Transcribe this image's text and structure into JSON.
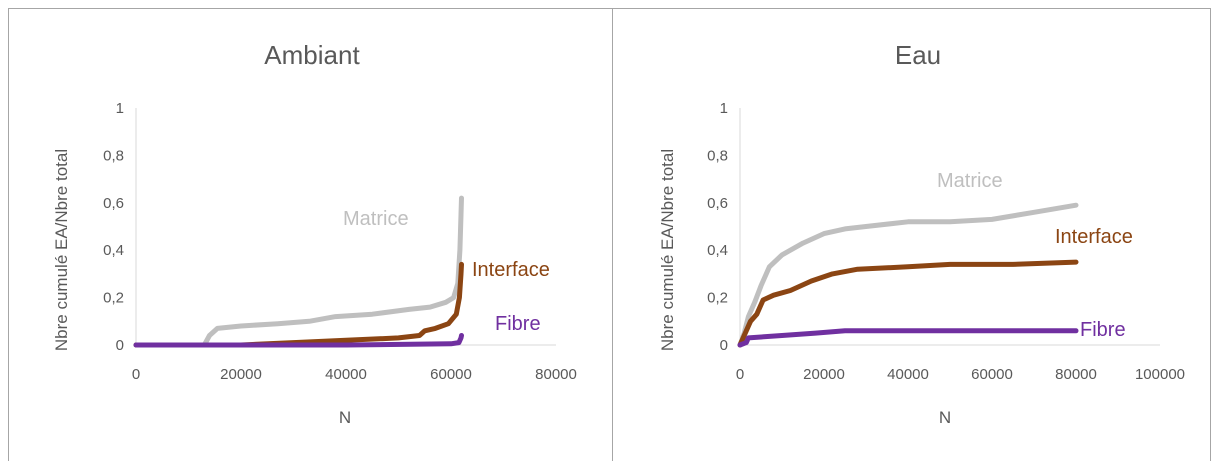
{
  "chart_data": [
    {
      "type": "line",
      "title": "Ambiant",
      "xlabel": "N",
      "ylabel": "Nbre cumulé EA/Nbre total",
      "xlim": [
        0,
        80000
      ],
      "ylim": [
        0,
        1
      ],
      "xticks": [
        "0",
        "20000",
        "40000",
        "60000",
        "80000"
      ],
      "yticks": [
        "0",
        "0,2",
        "0,4",
        "0,6",
        "0,8",
        "1"
      ],
      "grid": false,
      "legend": "inline labels",
      "series": [
        {
          "name": "Matrice",
          "color": "#bfbfbf",
          "points": [
            [
              0,
              0
            ],
            [
              13000,
              0
            ],
            [
              14000,
              0.04
            ],
            [
              15500,
              0.07
            ],
            [
              20000,
              0.08
            ],
            [
              27000,
              0.09
            ],
            [
              33000,
              0.1
            ],
            [
              38000,
              0.12
            ],
            [
              45000,
              0.13
            ],
            [
              52000,
              0.15
            ],
            [
              56000,
              0.16
            ],
            [
              59000,
              0.18
            ],
            [
              60500,
              0.2
            ],
            [
              61300,
              0.26
            ],
            [
              61700,
              0.4
            ],
            [
              61900,
              0.55
            ],
            [
              62000,
              0.62
            ]
          ]
        },
        {
          "name": "Interface",
          "color": "#8b4513",
          "points": [
            [
              0,
              0
            ],
            [
              20000,
              0
            ],
            [
              30000,
              0.01
            ],
            [
              40000,
              0.02
            ],
            [
              50000,
              0.03
            ],
            [
              54000,
              0.04
            ],
            [
              55000,
              0.06
            ],
            [
              57000,
              0.07
            ],
            [
              59500,
              0.09
            ],
            [
              61000,
              0.13
            ],
            [
              61600,
              0.2
            ],
            [
              61900,
              0.3
            ],
            [
              62000,
              0.34
            ]
          ]
        },
        {
          "name": "Fibre",
          "color": "#7030a0",
          "points": [
            [
              0,
              0
            ],
            [
              40000,
              0
            ],
            [
              60000,
              0.005
            ],
            [
              61500,
              0.01
            ],
            [
              61900,
              0.03
            ],
            [
              62000,
              0.04
            ]
          ]
        }
      ]
    },
    {
      "type": "line",
      "title": "Eau",
      "xlabel": "N",
      "ylabel": "Nbre cumulé EA/Nbre total",
      "xlim": [
        0,
        100000
      ],
      "ylim": [
        0,
        1
      ],
      "xticks": [
        "0",
        "20000",
        "40000",
        "60000",
        "80000",
        "100000"
      ],
      "yticks": [
        "0",
        "0,2",
        "0,4",
        "0,6",
        "0,8",
        "1"
      ],
      "grid": false,
      "legend": "inline labels",
      "series": [
        {
          "name": "Matrice",
          "color": "#bfbfbf",
          "points": [
            [
              0,
              0
            ],
            [
              1000,
              0.05
            ],
            [
              2000,
              0.12
            ],
            [
              3500,
              0.18
            ],
            [
              5000,
              0.25
            ],
            [
              7000,
              0.33
            ],
            [
              10000,
              0.38
            ],
            [
              15000,
              0.43
            ],
            [
              20000,
              0.47
            ],
            [
              25000,
              0.49
            ],
            [
              30000,
              0.5
            ],
            [
              40000,
              0.52
            ],
            [
              50000,
              0.52
            ],
            [
              60000,
              0.53
            ],
            [
              70000,
              0.56
            ],
            [
              80000,
              0.59
            ]
          ]
        },
        {
          "name": "Interface",
          "color": "#8b4513",
          "points": [
            [
              0,
              0
            ],
            [
              1000,
              0.04
            ],
            [
              2500,
              0.1
            ],
            [
              4000,
              0.13
            ],
            [
              5500,
              0.19
            ],
            [
              8000,
              0.21
            ],
            [
              12000,
              0.23
            ],
            [
              17000,
              0.27
            ],
            [
              22000,
              0.3
            ],
            [
              28000,
              0.32
            ],
            [
              40000,
              0.33
            ],
            [
              50000,
              0.34
            ],
            [
              65000,
              0.34
            ],
            [
              80000,
              0.35
            ]
          ]
        },
        {
          "name": "Fibre",
          "color": "#7030a0",
          "points": [
            [
              0,
              0
            ],
            [
              1500,
              0.01
            ],
            [
              2000,
              0.03
            ],
            [
              10000,
              0.04
            ],
            [
              18000,
              0.05
            ],
            [
              25000,
              0.06
            ],
            [
              40000,
              0.06
            ],
            [
              60000,
              0.06
            ],
            [
              80000,
              0.06
            ]
          ]
        }
      ]
    }
  ]
}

----

Given request
Copy every entry exactly as written. Pictures are excluded.

Result of the exercise
Transcribe this image's text and structure into JSON.
{
  "chart_data": [
    {
      "type": "line",
      "title": "Ambiant",
      "xlabel": "N",
      "ylabel": "Nbre cumulé EA/Nbre total",
      "xlim": [
        0,
        80000
      ],
      "ylim": [
        0,
        1
      ],
      "xticks": [
        "0",
        "20000",
        "40000",
        "60000",
        "80000"
      ],
      "yticks": [
        "0",
        "0,2",
        "0,4",
        "0,6",
        "0,8",
        "1"
      ],
      "grid": false,
      "legend": "inline labels",
      "series": [
        {
          "name": "Matrice",
          "color": "#bfbfbf",
          "points": [
            [
              0,
              0
            ],
            [
              13000,
              0
            ],
            [
              14000,
              0.04
            ],
            [
              15500,
              0.07
            ],
            [
              20000,
              0.08
            ],
            [
              27000,
              0.09
            ],
            [
              33000,
              0.1
            ],
            [
              38000,
              0.12
            ],
            [
              45000,
              0.13
            ],
            [
              52000,
              0.15
            ],
            [
              56000,
              0.16
            ],
            [
              59000,
              0.18
            ],
            [
              60500,
              0.2
            ],
            [
              61300,
              0.26
            ],
            [
              61700,
              0.4
            ],
            [
              61900,
              0.55
            ],
            [
              62000,
              0.62
            ]
          ]
        },
        {
          "name": "Interface",
          "color": "#8b4513",
          "points": [
            [
              0,
              0
            ],
            [
              20000,
              0
            ],
            [
              30000,
              0.01
            ],
            [
              40000,
              0.02
            ],
            [
              50000,
              0.03
            ],
            [
              54000,
              0.04
            ],
            [
              55000,
              0.06
            ],
            [
              57000,
              0.07
            ],
            [
              59500,
              0.09
            ],
            [
              61000,
              0.13
            ],
            [
              61600,
              0.2
            ],
            [
              61900,
              0.3
            ],
            [
              62000,
              0.34
            ]
          ]
        },
        {
          "name": "Fibre",
          "color": "#7030a0",
          "points": [
            [
              0,
              0
            ],
            [
              40000,
              0
            ],
            [
              60000,
              0.005
            ],
            [
              61500,
              0.01
            ],
            [
              61900,
              0.03
            ],
            [
              62000,
              0.04
            ]
          ]
        }
      ]
    },
    {
      "type": "line",
      "title": "Eau",
      "xlabel": "N",
      "ylabel": "Nbre cumulé EA/Nbre total",
      "xlim": [
        0,
        100000
      ],
      "ylim": [
        0,
        1
      ],
      "xticks": [
        "0",
        "20000",
        "40000",
        "60000",
        "80000",
        "100000"
      ],
      "yticks": [
        "0",
        "0,2",
        "0,4",
        "0,6",
        "0,8",
        "1"
      ],
      "grid": false,
      "legend": "inline labels",
      "series": [
        {
          "name": "Matrice",
          "color": "#bfbfbf",
          "points": [
            [
              0,
              0
            ],
            [
              1000,
              0.05
            ],
            [
              2000,
              0.12
            ],
            [
              3500,
              0.18
            ],
            [
              5000,
              0.25
            ],
            [
              7000,
              0.33
            ],
            [
              10000,
              0.38
            ],
            [
              15000,
              0.43
            ],
            [
              20000,
              0.47
            ],
            [
              25000,
              0.49
            ],
            [
              30000,
              0.5
            ],
            [
              40000,
              0.52
            ],
            [
              50000,
              0.52
            ],
            [
              60000,
              0.53
            ],
            [
              70000,
              0.56
            ],
            [
              80000,
              0.59
            ]
          ]
        },
        {
          "name": "Interface",
          "color": "#8b4513",
          "points": [
            [
              0,
              0
            ],
            [
              1000,
              0.04
            ],
            [
              2500,
              0.1
            ],
            [
              4000,
              0.13
            ],
            [
              5500,
              0.19
            ],
            [
              8000,
              0.21
            ],
            [
              12000,
              0.23
            ],
            [
              17000,
              0.27
            ],
            [
              22000,
              0.3
            ],
            [
              28000,
              0.32
            ],
            [
              40000,
              0.33
            ],
            [
              50000,
              0.34
            ],
            [
              65000,
              0.34
            ],
            [
              80000,
              0.35
            ]
          ]
        },
        {
          "name": "Fibre",
          "color": "#7030a0",
          "points": [
            [
              0,
              0
            ],
            [
              1500,
              0.01
            ],
            [
              2000,
              0.03
            ],
            [
              10000,
              0.04
            ],
            [
              18000,
              0.05
            ],
            [
              25000,
              0.06
            ],
            [
              40000,
              0.06
            ],
            [
              60000,
              0.06
            ],
            [
              80000,
              0.06
            ]
          ]
        }
      ]
    }
  ]
}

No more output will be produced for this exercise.